Lines of data:
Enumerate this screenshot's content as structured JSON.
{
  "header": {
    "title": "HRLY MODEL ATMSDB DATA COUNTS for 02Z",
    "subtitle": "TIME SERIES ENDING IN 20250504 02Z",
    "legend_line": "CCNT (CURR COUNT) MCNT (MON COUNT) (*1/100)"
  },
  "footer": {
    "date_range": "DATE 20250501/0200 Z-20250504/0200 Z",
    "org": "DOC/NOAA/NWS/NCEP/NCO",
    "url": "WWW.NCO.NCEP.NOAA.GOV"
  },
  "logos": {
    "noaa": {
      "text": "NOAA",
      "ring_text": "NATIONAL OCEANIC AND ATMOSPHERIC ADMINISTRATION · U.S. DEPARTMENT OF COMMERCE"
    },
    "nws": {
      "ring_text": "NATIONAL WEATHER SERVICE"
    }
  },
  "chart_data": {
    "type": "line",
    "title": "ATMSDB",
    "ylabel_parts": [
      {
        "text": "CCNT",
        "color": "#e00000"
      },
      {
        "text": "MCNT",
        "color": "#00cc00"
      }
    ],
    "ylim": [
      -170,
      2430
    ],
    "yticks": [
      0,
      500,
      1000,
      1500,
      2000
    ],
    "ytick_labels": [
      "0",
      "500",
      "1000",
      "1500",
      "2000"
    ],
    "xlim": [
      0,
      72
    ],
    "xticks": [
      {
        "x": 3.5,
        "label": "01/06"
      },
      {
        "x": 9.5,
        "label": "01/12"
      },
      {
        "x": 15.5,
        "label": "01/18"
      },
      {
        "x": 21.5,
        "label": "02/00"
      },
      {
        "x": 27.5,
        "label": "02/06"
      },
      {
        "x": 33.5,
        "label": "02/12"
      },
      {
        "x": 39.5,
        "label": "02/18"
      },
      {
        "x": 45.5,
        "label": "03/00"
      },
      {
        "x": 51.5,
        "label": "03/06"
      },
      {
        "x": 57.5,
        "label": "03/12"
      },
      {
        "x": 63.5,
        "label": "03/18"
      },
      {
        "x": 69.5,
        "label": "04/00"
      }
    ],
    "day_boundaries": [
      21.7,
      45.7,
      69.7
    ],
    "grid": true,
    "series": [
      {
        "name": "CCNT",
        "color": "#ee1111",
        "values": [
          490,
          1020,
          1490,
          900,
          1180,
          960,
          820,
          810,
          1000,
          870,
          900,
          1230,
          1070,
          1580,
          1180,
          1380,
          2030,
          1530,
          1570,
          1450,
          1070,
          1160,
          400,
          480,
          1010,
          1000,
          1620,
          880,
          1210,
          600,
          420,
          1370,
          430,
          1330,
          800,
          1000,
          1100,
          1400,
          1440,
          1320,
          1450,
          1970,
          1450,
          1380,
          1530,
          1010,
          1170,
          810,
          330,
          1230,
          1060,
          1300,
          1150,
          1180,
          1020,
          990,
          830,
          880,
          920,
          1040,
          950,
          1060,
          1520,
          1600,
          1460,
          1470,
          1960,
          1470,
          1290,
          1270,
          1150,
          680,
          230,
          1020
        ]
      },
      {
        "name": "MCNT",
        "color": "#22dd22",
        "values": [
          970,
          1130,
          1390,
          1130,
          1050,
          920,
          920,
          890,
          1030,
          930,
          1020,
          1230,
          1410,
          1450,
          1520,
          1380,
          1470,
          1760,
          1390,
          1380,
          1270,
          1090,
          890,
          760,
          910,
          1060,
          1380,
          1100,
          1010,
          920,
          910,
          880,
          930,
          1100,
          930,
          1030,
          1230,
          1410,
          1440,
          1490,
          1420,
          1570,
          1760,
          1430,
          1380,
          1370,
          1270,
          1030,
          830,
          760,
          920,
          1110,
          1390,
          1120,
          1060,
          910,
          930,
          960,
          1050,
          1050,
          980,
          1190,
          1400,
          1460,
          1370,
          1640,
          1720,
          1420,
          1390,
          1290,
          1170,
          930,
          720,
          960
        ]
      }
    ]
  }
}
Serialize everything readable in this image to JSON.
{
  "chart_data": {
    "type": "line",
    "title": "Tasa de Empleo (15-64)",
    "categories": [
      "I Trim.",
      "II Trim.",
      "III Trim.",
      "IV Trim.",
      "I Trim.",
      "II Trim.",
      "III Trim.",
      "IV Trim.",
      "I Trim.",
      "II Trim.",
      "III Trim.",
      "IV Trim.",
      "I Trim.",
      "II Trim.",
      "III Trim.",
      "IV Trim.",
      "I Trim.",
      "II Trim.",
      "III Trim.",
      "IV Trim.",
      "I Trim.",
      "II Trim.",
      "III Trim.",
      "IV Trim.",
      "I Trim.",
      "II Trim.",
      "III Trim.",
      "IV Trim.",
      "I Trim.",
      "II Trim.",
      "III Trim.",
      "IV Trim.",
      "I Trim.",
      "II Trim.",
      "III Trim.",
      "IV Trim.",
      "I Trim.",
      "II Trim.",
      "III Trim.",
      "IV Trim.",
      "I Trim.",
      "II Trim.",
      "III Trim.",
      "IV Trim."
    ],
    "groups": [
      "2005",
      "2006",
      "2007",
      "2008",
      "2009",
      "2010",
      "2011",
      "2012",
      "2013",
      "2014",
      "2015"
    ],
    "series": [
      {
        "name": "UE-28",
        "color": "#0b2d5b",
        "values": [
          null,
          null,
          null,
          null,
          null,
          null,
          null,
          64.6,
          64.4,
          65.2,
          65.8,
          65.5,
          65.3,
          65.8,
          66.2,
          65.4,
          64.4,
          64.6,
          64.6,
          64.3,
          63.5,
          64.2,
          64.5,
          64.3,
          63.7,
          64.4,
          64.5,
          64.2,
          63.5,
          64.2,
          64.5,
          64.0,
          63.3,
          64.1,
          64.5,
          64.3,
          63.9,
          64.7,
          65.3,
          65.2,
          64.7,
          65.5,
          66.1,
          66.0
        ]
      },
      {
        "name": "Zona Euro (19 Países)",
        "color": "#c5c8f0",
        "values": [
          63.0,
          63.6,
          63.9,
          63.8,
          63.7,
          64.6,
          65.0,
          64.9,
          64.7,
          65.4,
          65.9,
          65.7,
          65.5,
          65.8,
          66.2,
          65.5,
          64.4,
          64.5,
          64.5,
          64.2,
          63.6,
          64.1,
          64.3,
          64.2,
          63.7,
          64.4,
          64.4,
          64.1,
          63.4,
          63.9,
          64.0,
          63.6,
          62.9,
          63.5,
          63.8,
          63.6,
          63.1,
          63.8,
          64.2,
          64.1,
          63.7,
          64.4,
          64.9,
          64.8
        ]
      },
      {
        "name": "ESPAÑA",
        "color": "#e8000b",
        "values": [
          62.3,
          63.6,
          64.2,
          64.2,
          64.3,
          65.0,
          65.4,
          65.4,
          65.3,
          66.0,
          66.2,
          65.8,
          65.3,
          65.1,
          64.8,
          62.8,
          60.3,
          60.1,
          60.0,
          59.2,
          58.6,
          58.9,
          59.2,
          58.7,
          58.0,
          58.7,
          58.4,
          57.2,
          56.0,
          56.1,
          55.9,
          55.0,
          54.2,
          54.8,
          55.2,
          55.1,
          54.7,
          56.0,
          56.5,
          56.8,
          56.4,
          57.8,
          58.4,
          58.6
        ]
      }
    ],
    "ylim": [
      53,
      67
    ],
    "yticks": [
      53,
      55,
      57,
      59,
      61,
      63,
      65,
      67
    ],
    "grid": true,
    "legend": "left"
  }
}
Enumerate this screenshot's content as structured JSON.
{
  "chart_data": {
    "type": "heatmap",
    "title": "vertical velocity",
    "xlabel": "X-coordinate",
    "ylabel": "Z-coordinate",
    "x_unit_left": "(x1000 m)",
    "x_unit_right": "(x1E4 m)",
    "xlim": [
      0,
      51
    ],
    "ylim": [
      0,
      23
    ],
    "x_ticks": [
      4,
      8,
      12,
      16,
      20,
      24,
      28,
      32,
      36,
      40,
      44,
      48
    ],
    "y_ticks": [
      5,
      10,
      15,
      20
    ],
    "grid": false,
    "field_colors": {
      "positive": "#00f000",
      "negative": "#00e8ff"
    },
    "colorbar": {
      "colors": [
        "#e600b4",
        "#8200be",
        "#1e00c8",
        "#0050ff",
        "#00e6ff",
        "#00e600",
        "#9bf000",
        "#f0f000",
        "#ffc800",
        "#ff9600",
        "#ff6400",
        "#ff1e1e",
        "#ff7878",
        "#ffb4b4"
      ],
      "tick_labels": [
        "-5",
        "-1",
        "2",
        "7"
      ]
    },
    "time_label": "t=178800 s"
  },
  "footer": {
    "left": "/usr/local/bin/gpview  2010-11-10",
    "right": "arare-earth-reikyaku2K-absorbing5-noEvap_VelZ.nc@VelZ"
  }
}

Requirements:
Search the listing for the word "NATIONAL". Copy every line in which it occurs.

Solution to this problem:
      "ring_text": "NATIONAL OCEANIC AND ATMOSPHERIC ADMINISTRATION · U.S. DEPARTMENT OF COMMERCE"
      "ring_text": "NATIONAL WEATHER SERVICE"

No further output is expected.